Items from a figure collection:
——————————

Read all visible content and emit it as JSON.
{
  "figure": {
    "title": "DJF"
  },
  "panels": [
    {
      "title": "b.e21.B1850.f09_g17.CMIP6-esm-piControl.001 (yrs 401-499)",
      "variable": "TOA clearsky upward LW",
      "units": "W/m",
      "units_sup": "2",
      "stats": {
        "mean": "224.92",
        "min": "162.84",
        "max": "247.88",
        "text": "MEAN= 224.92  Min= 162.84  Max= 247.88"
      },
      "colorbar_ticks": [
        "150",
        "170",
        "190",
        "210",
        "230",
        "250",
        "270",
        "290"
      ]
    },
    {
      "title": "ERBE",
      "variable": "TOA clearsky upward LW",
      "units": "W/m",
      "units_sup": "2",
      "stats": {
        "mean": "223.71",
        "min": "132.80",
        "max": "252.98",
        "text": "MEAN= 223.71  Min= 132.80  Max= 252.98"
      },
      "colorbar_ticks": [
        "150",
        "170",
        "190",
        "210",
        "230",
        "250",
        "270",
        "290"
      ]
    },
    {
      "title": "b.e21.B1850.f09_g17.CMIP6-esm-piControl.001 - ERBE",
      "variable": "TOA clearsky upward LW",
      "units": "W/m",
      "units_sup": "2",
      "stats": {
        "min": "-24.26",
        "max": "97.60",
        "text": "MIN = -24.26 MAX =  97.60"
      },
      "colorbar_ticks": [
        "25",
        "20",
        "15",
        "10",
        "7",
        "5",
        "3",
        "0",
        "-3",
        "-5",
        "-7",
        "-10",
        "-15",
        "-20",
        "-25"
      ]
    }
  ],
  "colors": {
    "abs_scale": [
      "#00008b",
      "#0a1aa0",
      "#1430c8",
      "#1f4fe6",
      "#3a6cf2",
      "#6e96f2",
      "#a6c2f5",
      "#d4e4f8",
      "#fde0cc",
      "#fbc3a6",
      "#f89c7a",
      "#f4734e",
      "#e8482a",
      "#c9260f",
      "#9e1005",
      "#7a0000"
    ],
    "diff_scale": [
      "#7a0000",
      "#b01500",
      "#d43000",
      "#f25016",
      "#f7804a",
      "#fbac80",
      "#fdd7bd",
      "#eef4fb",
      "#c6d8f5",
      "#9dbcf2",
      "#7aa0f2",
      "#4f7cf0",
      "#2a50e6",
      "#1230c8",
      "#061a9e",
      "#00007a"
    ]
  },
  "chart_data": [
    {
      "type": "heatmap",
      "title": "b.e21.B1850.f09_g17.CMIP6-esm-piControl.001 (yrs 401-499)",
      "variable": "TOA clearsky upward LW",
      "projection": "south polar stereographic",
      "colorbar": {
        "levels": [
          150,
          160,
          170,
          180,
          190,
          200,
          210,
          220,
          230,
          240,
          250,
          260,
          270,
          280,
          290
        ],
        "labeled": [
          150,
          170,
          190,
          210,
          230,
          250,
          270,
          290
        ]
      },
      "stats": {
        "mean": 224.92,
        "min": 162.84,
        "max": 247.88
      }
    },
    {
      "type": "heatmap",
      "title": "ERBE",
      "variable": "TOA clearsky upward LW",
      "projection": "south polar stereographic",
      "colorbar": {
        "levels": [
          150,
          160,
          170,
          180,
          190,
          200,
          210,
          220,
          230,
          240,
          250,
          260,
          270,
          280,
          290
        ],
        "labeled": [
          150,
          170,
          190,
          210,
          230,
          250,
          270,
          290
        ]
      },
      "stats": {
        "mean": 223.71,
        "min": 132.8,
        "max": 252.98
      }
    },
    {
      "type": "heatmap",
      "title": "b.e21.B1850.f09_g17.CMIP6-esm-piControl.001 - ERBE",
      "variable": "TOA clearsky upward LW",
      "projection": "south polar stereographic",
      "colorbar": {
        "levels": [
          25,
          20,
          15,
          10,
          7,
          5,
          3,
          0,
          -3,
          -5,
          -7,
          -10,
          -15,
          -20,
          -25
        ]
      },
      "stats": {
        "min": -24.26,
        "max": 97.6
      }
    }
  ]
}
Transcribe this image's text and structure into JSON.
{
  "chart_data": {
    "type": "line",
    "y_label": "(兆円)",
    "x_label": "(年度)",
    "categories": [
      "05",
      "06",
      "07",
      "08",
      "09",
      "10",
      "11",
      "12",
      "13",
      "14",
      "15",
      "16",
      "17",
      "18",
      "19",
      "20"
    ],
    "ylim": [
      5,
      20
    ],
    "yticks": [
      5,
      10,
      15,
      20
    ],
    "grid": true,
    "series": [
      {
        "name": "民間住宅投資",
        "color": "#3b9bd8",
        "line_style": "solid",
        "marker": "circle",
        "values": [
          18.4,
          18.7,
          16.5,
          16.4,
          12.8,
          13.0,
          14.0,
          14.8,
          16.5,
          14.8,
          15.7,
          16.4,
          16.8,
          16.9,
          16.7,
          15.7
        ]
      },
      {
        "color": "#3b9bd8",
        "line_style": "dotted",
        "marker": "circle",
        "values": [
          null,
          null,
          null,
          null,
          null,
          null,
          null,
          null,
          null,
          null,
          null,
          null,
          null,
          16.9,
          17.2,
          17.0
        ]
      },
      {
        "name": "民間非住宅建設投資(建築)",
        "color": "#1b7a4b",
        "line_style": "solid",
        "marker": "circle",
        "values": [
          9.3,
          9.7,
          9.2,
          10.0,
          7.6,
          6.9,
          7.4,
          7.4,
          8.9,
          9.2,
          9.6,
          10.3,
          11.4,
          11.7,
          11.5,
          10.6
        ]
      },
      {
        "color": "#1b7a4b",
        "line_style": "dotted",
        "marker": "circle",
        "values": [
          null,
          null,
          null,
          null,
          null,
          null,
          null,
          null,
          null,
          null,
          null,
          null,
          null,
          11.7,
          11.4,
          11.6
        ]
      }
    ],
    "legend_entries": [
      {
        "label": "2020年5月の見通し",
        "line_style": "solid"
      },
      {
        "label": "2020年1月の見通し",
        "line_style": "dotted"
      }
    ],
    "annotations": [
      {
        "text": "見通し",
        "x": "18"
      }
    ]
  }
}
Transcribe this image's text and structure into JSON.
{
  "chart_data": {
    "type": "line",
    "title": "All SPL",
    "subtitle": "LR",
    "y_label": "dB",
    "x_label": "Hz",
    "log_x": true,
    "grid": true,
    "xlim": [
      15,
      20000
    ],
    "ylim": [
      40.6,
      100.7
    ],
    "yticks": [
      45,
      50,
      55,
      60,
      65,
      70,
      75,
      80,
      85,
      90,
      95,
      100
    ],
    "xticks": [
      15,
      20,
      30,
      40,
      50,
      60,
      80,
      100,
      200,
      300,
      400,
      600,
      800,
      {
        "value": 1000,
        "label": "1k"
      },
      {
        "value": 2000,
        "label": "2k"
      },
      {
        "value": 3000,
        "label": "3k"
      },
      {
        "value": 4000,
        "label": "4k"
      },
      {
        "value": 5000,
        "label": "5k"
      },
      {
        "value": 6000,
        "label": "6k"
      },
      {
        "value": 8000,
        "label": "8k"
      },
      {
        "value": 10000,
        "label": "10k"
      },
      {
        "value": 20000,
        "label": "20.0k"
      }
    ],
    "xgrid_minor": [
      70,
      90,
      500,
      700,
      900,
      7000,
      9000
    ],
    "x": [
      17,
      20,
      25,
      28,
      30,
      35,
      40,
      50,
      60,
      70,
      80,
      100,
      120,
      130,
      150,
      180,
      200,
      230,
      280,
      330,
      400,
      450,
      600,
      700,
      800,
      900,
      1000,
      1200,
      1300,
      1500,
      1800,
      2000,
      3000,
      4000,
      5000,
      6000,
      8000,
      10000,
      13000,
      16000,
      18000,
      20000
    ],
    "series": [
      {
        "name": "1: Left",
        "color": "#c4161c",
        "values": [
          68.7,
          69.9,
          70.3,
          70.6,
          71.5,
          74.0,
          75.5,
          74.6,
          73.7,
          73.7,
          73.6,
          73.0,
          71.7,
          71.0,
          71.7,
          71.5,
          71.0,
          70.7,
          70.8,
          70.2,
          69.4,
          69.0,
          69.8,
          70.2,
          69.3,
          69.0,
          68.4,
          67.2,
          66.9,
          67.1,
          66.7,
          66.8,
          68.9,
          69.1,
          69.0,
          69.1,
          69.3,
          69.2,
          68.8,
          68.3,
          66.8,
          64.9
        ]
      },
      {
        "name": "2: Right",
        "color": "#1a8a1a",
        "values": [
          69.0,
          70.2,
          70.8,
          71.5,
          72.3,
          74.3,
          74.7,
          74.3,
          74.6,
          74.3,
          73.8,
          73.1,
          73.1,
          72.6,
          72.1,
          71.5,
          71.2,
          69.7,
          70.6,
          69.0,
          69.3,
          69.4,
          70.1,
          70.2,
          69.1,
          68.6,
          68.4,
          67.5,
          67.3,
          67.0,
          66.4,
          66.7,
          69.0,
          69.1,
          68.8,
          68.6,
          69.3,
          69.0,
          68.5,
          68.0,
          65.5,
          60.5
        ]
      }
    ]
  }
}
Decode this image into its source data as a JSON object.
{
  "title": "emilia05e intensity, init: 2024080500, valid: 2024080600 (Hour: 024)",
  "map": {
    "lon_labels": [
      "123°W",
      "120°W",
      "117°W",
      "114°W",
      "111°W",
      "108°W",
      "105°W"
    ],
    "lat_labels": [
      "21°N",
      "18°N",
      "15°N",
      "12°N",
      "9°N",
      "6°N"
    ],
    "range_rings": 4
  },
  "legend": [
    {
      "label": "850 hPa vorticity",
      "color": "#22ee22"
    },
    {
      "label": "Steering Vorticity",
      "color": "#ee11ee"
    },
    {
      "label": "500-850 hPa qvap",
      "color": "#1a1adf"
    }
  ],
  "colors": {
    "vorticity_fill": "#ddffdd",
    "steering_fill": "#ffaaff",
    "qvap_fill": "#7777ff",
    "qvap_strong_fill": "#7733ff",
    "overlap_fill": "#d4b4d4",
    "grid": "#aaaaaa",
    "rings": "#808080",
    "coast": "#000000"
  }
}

——————————

• **Exercise task**
Which lines in the records above contain the string "text"? Copy each one.

• **Solution to this task**
        "text": "MEAN= 224.92  Min= 162.84  Max= 247.88"
        "text": "MEAN= 223.71  Min= 132.80  Max= 252.98"
        "text": "MIN = -24.26 MAX =  97.60"
Transcribe this image's text and structure into JSON.
        "text": "見通し",
Transcribe this image's text and structure into JSON.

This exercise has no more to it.